-------- DATA IN THIS EXERCISE
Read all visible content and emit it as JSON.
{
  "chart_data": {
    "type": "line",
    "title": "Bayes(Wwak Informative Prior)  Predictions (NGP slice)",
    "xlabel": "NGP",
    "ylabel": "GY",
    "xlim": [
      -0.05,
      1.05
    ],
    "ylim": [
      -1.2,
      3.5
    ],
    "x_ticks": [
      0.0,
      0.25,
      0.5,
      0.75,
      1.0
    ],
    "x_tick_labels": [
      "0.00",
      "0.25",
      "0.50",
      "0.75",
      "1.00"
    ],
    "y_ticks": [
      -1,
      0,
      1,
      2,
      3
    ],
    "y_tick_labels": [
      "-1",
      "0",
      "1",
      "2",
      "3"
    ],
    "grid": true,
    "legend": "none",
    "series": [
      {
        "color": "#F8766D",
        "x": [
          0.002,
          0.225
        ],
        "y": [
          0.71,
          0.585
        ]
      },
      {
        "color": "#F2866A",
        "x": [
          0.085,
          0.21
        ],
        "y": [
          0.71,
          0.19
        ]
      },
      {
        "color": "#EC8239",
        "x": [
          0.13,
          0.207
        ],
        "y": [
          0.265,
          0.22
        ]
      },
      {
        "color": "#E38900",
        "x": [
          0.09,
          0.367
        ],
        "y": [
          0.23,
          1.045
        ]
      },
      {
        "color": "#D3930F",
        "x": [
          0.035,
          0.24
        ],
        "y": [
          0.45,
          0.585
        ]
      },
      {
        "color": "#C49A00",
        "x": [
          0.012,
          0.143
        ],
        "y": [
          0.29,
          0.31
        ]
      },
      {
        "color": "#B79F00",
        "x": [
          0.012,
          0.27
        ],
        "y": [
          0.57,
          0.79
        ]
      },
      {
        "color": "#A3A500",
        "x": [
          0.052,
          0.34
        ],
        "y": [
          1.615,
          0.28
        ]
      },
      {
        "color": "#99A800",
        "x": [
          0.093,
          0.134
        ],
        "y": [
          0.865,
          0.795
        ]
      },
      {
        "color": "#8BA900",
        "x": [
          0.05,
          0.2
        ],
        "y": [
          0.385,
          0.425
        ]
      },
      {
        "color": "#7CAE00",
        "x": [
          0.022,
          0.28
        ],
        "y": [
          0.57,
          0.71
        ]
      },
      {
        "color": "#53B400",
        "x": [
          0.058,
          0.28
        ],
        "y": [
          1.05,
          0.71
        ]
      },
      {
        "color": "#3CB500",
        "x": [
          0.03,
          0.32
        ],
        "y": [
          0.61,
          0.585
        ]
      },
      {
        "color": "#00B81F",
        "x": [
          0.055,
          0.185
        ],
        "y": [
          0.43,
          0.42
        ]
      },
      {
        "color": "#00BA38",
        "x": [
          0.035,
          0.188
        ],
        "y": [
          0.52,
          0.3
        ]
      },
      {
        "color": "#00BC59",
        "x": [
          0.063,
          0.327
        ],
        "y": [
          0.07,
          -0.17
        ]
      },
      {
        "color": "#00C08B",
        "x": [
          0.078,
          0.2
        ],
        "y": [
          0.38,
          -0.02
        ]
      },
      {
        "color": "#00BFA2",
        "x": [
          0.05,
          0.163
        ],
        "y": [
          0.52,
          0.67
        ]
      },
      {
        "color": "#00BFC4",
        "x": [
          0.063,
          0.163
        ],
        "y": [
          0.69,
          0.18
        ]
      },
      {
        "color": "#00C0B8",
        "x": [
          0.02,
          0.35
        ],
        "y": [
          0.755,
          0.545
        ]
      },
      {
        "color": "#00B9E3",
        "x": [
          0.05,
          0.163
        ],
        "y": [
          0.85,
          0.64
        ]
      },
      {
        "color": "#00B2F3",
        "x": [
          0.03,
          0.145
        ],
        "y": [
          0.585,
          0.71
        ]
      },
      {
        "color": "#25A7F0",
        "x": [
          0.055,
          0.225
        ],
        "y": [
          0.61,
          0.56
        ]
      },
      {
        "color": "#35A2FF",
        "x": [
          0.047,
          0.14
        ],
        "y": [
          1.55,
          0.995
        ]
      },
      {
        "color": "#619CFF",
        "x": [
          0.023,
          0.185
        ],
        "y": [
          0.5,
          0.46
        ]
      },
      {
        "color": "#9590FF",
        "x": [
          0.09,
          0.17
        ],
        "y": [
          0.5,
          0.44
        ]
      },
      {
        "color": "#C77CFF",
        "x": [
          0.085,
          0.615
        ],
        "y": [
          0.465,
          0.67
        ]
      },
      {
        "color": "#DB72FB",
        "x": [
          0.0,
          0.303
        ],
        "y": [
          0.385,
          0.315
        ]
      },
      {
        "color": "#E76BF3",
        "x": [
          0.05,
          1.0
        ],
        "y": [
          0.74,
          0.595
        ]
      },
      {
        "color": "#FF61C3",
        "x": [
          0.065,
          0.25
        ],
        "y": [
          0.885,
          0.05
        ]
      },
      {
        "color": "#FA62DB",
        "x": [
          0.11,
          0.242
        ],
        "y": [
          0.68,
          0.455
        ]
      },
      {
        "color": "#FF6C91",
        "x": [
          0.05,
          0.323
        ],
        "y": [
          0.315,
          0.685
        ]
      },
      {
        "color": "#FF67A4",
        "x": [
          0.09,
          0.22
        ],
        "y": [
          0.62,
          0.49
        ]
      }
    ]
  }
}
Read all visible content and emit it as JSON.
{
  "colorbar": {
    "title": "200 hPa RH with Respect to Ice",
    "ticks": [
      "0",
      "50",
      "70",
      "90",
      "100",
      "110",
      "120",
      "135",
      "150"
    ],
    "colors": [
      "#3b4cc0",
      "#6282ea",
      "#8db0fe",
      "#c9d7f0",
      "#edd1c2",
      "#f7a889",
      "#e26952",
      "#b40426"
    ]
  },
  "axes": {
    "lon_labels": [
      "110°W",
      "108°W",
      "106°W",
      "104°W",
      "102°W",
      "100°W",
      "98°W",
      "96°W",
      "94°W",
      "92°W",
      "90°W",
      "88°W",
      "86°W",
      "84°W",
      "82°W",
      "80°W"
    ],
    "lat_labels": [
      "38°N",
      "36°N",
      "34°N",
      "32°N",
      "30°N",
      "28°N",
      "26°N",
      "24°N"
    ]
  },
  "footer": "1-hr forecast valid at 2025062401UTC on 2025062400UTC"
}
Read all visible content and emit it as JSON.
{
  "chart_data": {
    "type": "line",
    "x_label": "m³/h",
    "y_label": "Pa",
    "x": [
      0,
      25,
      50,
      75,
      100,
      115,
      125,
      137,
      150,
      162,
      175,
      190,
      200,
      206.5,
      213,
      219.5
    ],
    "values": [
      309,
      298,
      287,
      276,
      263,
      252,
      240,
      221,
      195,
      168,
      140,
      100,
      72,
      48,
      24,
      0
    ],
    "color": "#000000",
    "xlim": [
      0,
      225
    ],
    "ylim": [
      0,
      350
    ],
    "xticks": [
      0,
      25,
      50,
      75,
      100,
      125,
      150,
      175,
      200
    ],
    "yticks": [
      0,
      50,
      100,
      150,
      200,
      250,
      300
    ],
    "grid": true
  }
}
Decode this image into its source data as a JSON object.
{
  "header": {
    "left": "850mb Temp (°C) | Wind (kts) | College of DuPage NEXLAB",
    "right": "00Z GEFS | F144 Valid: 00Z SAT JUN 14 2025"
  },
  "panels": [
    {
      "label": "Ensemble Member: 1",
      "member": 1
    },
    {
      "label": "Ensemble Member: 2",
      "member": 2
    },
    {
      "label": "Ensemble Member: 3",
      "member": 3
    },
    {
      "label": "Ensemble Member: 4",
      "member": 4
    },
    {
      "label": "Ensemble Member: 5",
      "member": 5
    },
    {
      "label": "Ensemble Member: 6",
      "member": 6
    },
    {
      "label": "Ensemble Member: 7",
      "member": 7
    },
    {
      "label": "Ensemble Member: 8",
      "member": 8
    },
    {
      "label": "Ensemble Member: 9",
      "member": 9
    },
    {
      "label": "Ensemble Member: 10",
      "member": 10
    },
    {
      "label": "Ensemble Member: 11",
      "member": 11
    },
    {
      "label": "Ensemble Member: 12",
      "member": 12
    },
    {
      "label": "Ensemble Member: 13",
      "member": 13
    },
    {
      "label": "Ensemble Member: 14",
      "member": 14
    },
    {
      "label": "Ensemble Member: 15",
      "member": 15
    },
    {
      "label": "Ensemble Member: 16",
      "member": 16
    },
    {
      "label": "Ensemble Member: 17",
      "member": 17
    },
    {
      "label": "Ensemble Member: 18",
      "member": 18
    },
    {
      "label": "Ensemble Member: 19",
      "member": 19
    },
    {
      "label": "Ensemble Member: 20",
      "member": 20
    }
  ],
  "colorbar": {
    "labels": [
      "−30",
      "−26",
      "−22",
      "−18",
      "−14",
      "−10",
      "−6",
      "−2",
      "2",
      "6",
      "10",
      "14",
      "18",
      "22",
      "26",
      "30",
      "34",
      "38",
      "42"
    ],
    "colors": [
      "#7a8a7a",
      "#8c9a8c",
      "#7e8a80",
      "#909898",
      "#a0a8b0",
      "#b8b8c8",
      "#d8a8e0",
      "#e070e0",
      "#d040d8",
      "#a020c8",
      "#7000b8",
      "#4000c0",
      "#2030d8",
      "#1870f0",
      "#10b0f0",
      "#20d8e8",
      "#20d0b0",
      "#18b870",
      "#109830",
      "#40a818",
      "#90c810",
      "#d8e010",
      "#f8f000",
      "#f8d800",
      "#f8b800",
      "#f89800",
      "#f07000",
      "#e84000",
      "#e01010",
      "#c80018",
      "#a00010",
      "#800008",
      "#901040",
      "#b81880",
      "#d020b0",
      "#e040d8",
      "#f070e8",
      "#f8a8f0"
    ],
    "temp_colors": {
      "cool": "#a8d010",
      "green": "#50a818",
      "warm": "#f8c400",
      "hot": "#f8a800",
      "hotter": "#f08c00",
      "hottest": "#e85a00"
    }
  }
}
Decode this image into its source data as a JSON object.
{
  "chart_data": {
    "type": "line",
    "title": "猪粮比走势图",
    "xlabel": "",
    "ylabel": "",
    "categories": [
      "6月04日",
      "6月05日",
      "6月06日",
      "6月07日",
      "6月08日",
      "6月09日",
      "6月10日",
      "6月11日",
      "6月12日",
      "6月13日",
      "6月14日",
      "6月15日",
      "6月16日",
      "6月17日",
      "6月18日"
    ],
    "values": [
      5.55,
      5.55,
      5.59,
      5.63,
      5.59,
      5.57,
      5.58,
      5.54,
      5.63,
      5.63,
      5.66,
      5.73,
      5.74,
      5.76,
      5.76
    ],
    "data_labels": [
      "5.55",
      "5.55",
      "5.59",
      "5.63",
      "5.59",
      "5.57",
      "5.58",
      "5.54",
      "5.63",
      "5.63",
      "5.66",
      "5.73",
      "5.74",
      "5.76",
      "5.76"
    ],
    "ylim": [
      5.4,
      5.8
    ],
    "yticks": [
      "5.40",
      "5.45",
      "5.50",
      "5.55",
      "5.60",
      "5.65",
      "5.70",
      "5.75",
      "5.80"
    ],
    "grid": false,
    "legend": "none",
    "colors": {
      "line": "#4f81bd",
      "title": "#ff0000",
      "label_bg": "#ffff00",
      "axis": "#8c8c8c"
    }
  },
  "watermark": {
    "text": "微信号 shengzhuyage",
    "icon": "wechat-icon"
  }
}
----------------
PROMPT: Write out every line of the entries that holds the word "title".

FULL OUTPUT:
    "title": "Bayes(Wwak Informative Prior)  Predictions (NGP slice)",
    "title": "200 hPa RH with Respect to Ice",
    "title": "猪粮比走势图",
      "title": "#ff0000",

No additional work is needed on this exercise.